Exercise details:
Without the images, write out the whole listing exactly.

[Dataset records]
══════════
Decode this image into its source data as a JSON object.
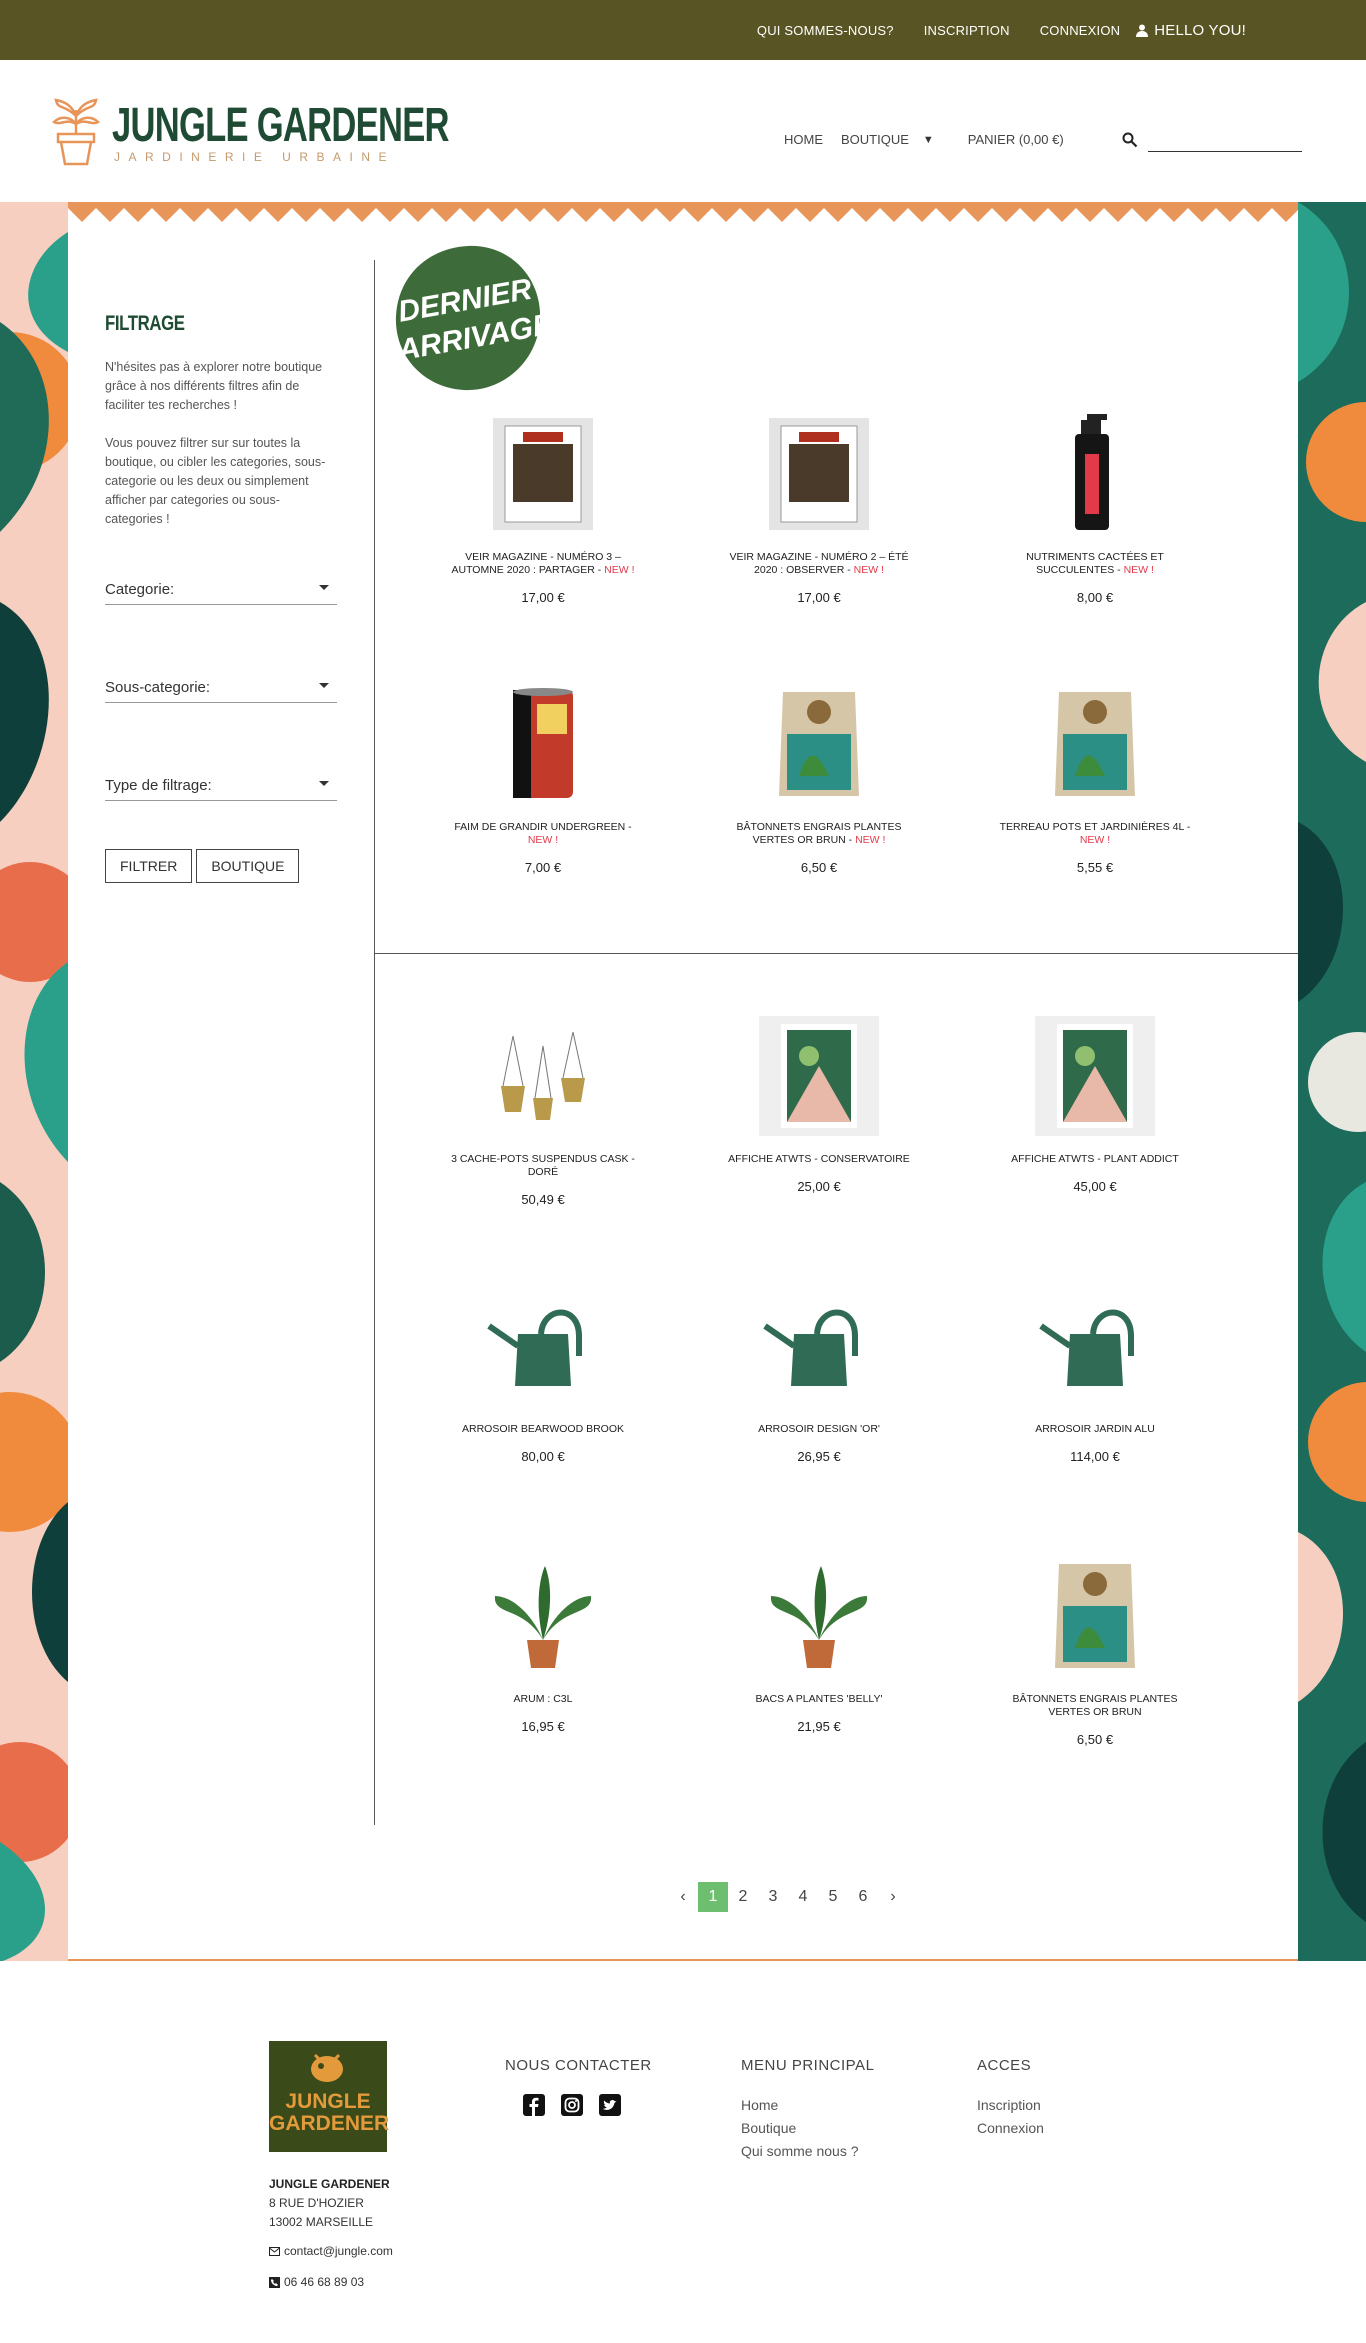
{
  "topbar": {
    "links": [
      "QUI SOMMES-NOUS?",
      "INSCRIPTION",
      "CONNEXION"
    ],
    "user": "HELLO YOU!"
  },
  "brand": {
    "name": "JUNGLE GARDENER",
    "tagline": "JARDINERIE URBAINE",
    "colors": {
      "primary": "#1f4a33",
      "topbar": "#595424",
      "accent": "#e8955a",
      "new": "#e33a4a",
      "pager": "#6dbf6f"
    }
  },
  "nav": {
    "home": "HOME",
    "shop": "BOUTIQUE",
    "cart": "PANIER (0,00 €)",
    "search_icon": "search-icon"
  },
  "sidebar": {
    "title": "FILTRAGE",
    "intro": "N'hésites pas à explorer notre boutique grâce à nos différents filtres afin de faciliter tes recherches !",
    "intro2": "Vous pouvez filtrer sur sur toutes la boutique, ou cibler les categories, sous-categorie ou les deux ou simplement afficher par categories ou sous-categories !",
    "select1": "Categorie:",
    "select2": "Sous-categorie:",
    "select3": "Type de filtrage:",
    "btn_filter": "FILTRER",
    "btn_shop": "BOUTIQUE"
  },
  "badge": {
    "line1": "DERNIER",
    "line2": "ARRIVAGE"
  },
  "new_label": "NEW !",
  "latest": [
    {
      "name": "VEIR MAGAZINE - NUMÉRO 3 – AUTOMNE 2020 : PARTAGER -",
      "new": true,
      "price": "17,00 €",
      "icon": "magazine-icon"
    },
    {
      "name": "VEIR MAGAZINE - NUMÉRO 2 – ÉTÉ 2020 : OBSERVER -",
      "new": true,
      "price": "17,00 €",
      "icon": "magazine-icon"
    },
    {
      "name": "NUTRIMENTS CACTÉES ET SUCCULENTES -",
      "new": true,
      "price": "8,00 €",
      "icon": "bottle-icon"
    },
    {
      "name": "FAIM DE GRANDIR UNDERGREEN -",
      "new": true,
      "price": "7,00 €",
      "icon": "can-icon"
    },
    {
      "name": "BÂTONNETS ENGRAIS PLANTES VERTES OR BRUN -",
      "new": true,
      "price": "6,50 €",
      "icon": "bag-icon"
    },
    {
      "name": "TERREAU POTS ET JARDINIÈRES 4L -",
      "new": true,
      "price": "5,55 €",
      "icon": "bag-icon"
    }
  ],
  "products": [
    {
      "name": "3 CACHE-POTS SUSPENDUS CASK - DORÉ",
      "price": "50,49 €",
      "icon": "hanging-pots-icon"
    },
    {
      "name": "AFFICHE ATWTS - CONSERVATOIRE",
      "price": "25,00 €",
      "icon": "poster-icon"
    },
    {
      "name": "AFFICHE ATWTS - PLANT ADDICT",
      "price": "45,00 €",
      "icon": "poster-icon"
    },
    {
      "name": "ARROSOIR BEARWOOD BROOK",
      "price": "80,00 €",
      "icon": "watering-can-icon"
    },
    {
      "name": "ARROSOIR DESIGN 'OR'",
      "price": "26,95 €",
      "icon": "watering-can-icon"
    },
    {
      "name": "ARROSOIR JARDIN ALU",
      "price": "114,00 €",
      "icon": "watering-can-icon"
    },
    {
      "name": "ARUM : C3L",
      "price": "16,95 €",
      "icon": "plant-icon"
    },
    {
      "name": "BACS A PLANTES 'BELLY'",
      "price": "21,95 €",
      "icon": "plant-icon"
    },
    {
      "name": "BÂTONNETS ENGRAIS PLANTES VERTES OR BRUN",
      "price": "6,50 €",
      "icon": "bag-icon"
    }
  ],
  "pager": {
    "prev": "‹",
    "pages": [
      "1",
      "2",
      "3",
      "4",
      "5",
      "6"
    ],
    "next": "›",
    "current": "1"
  },
  "footer": {
    "logo1": "JUNGLE",
    "logo2": "GARDENER",
    "company": "JUNGLE GARDENER",
    "address1": "8 RUE D'HOZIER",
    "address2": "13002 MARSEILLE",
    "email": "contact@jungle.com",
    "phone": "06 46 68 89 03",
    "contact_title": "NOUS CONTACTER",
    "menu_title": "MENU PRINCIPAL",
    "menu": [
      "Home",
      "Boutique",
      "Qui somme nous ?"
    ],
    "access_title": "ACCES",
    "access": [
      "Inscription",
      "Connexion"
    ]
  }
}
══════════
Response for this exercise:
Decode this image into its source data as a JSON object.
{
  "topbar": {
    "links": [
      "QUI SOMMES-NOUS?",
      "INSCRIPTION",
      "CONNEXION"
    ],
    "user": "HELLO YOU!"
  },
  "brand": {
    "name": "JUNGLE GARDENER",
    "tagline": "JARDINERIE URBAINE",
    "colors": {
      "primary": "#1f4a33",
      "topbar": "#595424",
      "accent": "#e8955a",
      "new": "#e33a4a",
      "pager": "#6dbf6f"
    }
  },
  "nav": {
    "home": "HOME",
    "shop": "BOUTIQUE",
    "cart": "PANIER (0,00 €)",
    "search_icon": "search-icon"
  },
  "sidebar": {
    "title": "FILTRAGE",
    "intro": "N'hésites pas à explorer notre boutique grâce à nos différents filtres afin de faciliter tes recherches !",
    "intro2": "Vous pouvez filtrer sur sur toutes la boutique, ou cibler les categories, sous-categorie ou les deux ou simplement afficher par categories ou sous-categories !",
    "select1": "Categorie:",
    "select2": "Sous-categorie:",
    "select3": "Type de filtrage:",
    "btn_filter": "FILTRER",
    "btn_shop": "BOUTIQUE"
  },
  "badge": {
    "line1": "DERNIER",
    "line2": "ARRIVAGE"
  },
  "new_label": "NEW !",
  "latest": [
    {
      "name": "VEIR MAGAZINE - NUMÉRO 3 – AUTOMNE 2020 : PARTAGER -",
      "new": true,
      "price": "17,00 €",
      "icon": "magazine-icon"
    },
    {
      "name": "VEIR MAGAZINE - NUMÉRO 2 – ÉTÉ 2020 : OBSERVER -",
      "new": true,
      "price": "17,00 €",
      "icon": "magazine-icon"
    },
    {
      "name": "NUTRIMENTS CACTÉES ET SUCCULENTES -",
      "new": true,
      "price": "8,00 €",
      "icon": "bottle-icon"
    },
    {
      "name": "FAIM DE GRANDIR UNDERGREEN -",
      "new": true,
      "price": "7,00 €",
      "icon": "can-icon"
    },
    {
      "name": "BÂTONNETS ENGRAIS PLANTES VERTES OR BRUN -",
      "new": true,
      "price": "6,50 €",
      "icon": "bag-icon"
    },
    {
      "name": "TERREAU POTS ET JARDINIÈRES 4L -",
      "new": true,
      "price": "5,55 €",
      "icon": "bag-icon"
    }
  ],
  "products": [
    {
      "name": "3 CACHE-POTS SUSPENDUS CASK - DORÉ",
      "price": "50,49 €",
      "icon": "hanging-pots-icon"
    },
    {
      "name": "AFFICHE ATWTS - CONSERVATOIRE",
      "price": "25,00 €",
      "icon": "poster-icon"
    },
    {
      "name": "AFFICHE ATWTS - PLANT ADDICT",
      "price": "45,00 €",
      "icon": "poster-icon"
    },
    {
      "name": "ARROSOIR BEARWOOD BROOK",
      "price": "80,00 €",
      "icon": "watering-can-icon"
    },
    {
      "name": "ARROSOIR DESIGN 'OR'",
      "price": "26,95 €",
      "icon": "watering-can-icon"
    },
    {
      "name": "ARROSOIR JARDIN ALU",
      "price": "114,00 €",
      "icon": "watering-can-icon"
    },
    {
      "name": "ARUM : C3L",
      "price": "16,95 €",
      "icon": "plant-icon"
    },
    {
      "name": "BACS A PLANTES 'BELLY'",
      "price": "21,95 €",
      "icon": "plant-icon"
    },
    {
      "name": "BÂTONNETS ENGRAIS PLANTES VERTES OR BRUN",
      "price": "6,50 €",
      "icon": "bag-icon"
    }
  ],
  "pager": {
    "prev": "‹",
    "pages": [
      "1",
      "2",
      "3",
      "4",
      "5",
      "6"
    ],
    "next": "›",
    "current": "1"
  },
  "footer": {
    "logo1": "JUNGLE",
    "logo2": "GARDENER",
    "company": "JUNGLE GARDENER",
    "address1": "8 RUE D'HOZIER",
    "address2": "13002 MARSEILLE",
    "email": "contact@jungle.com",
    "phone": "06 46 68 89 03",
    "contact_title": "NOUS CONTACTER",
    "menu_title": "MENU PRINCIPAL",
    "menu": [
      "Home",
      "Boutique",
      "Qui somme nous ?"
    ],
    "access_title": "ACCES",
    "access": [
      "Inscription",
      "Connexion"
    ]
  }
}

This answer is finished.